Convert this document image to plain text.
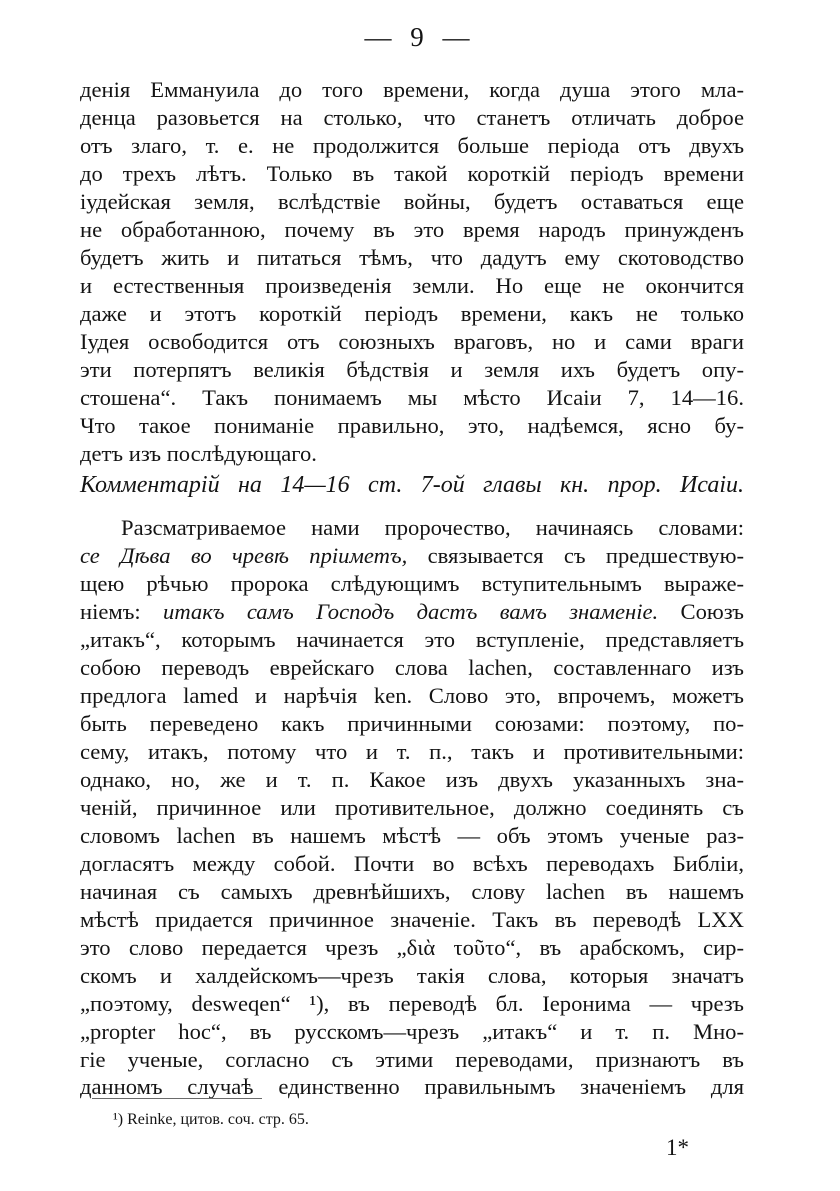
— 9 —
денія Еммануила до того времени, когда душа этого мла-
денца разовьется на столько, что станетъ отличать доброе
отъ злаго, т. е. не продолжится больше періода отъ двухъ
до трехъ лѣтъ. Только въ такой короткій періодъ времени
іудейская земля, вслѣдствіе войны, будетъ оставаться еще
не обработанною, почему въ это время народъ принужденъ
будетъ жить и питаться тѣмъ, что дадутъ ему скотоводство
и естественныя произведенія земли. Но еще не окончится
даже и этотъ короткій періодъ времени, какъ не только
Іудея освободится отъ союзныхъ враговъ, но и сами враги
эти потерпятъ великія бѣдствія и земля ихъ будетъ опу-
стошена“. Такъ понимаемъ мы мѣсто Исаіи 7, 14—16.
Что такое пониманіе правильно, это, надѣемся, ясно бу-
детъ изъ послѣдующаго.
Комментарій на 14—16 ст. 7-ой главы кн. прор. Исаіи.
Разсматриваемое нами пророчество, начинаясь словами:
се Дѣва во чревѣ пріиметъ, связывается съ предшествую-
щею рѣчью пророка слѣдующимъ вступительнымъ выраже-
ніемъ: итакъ самъ Господъ дастъ вамъ знаменіе. Союзъ
„итакъ“, которымъ начинается это вступленіе, представляетъ
собою переводъ еврейскаго слова lachen, составленнаго изъ
предлога lamed и нарѣчія ken. Слово это, впрочемъ, можетъ
быть переведено какъ причинными союзами: поэтому, по-
сему, итакъ, потому что и т. п., такъ и противительными:
однако, но, же и т. п. Какое изъ двухъ указанныхъ зна-
ченій, причинное или противительное, должно соединять съ
словомъ lachen въ нашемъ мѣстѣ — объ этомъ ученые раз-
догласятъ между собой. Почти во всѣхъ переводахъ Библіи,
начиная съ самыхъ древнѣйшихъ, слову lachen въ нашемъ
мѣстѣ придается причинное значеніе. Такъ въ переводѣ LXX
это слово передается чрезъ „διὰ τοῦτο“, въ арабскомъ, сир-
скомъ и халдейскомъ—чрезъ такія слова, которыя значатъ
„поэтому, desweqen“ ¹), въ переводѣ бл. Іеронима — чрезъ
„propter hoc“, въ русскомъ—чрезъ „итакъ“ и т. п. Мно-
гіе ученые, согласно съ этими переводами, признаютъ въ
данномъ случаѣ единственно правильнымъ значеніемъ для
¹) Reinke, цитов. соч. стр. 65.
1*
========================
Without the pictures, return the entries exactly as they appear.

• Result below:
Convert this document image to plain text.
— 9 —
денія Еммануила до того времени, когда душа этого мла-
денца разовьется на столько, что станетъ отличать доброе
отъ злаго, т. е. не продолжится больше періода отъ двухъ
до трехъ лѣтъ. Только въ такой короткій періодъ времени
іудейская земля, вслѣдствіе войны, будетъ оставаться еще
не обработанною, почему въ это время народъ принужденъ
будетъ жить и питаться тѣмъ, что дадутъ ему скотоводство
и естественныя произведенія земли. Но еще не окончится
даже и этотъ короткій періодъ времени, какъ не только
Іудея освободится отъ союзныхъ враговъ, но и сами враги
эти потерпятъ великія бѣдствія и земля ихъ будетъ опу-
стошена“. Такъ понимаемъ мы мѣсто Исаіи 7, 14—16.
Что такое пониманіе правильно, это, надѣемся, ясно бу-
детъ изъ послѣдующаго.
Комментарій на 14—16 ст. 7-ой главы кн. прор. Исаіи.
Разсматриваемое нами пророчество, начинаясь словами:
се Дѣва во чревѣ пріиметъ, связывается съ предшествую-
щею рѣчью пророка слѣдующимъ вступительнымъ выраже-
ніемъ: итакъ самъ Господъ дастъ вамъ знаменіе. Союзъ
„итакъ“, которымъ начинается это вступленіе, представляетъ
собою переводъ еврейскаго слова lachen, составленнаго изъ
предлога lamed и нарѣчія ken. Слово это, впрочемъ, можетъ
быть переведено какъ причинными союзами: поэтому, по-
сему, итакъ, потому что и т. п., такъ и противительными:
однако, но, же и т. п. Какое изъ двухъ указанныхъ зна-
ченій, причинное или противительное, должно соединять съ
словомъ lachen въ нашемъ мѣстѣ — объ этомъ ученые раз-
догласятъ между собой. Почти во всѣхъ переводахъ Библіи,
начиная съ самыхъ древнѣйшихъ, слову lachen въ нашемъ
мѣстѣ придается причинное значеніе. Такъ въ переводѣ LXX
это слово передается чрезъ „διὰ τοῦτο“, въ арабскомъ, сир-
скомъ и халдейскомъ—чрезъ такія слова, которыя значатъ
„поэтому, desweqen“ ¹), въ переводѣ бл. Іеронима — чрезъ
„propter hoc“, въ русскомъ—чрезъ „итакъ“ и т. п. Мно-
гіе ученые, согласно съ этими переводами, признаютъ въ
данномъ случаѣ единственно правильнымъ значеніемъ для
¹) Reinke, цитов. соч. стр. 65.
1*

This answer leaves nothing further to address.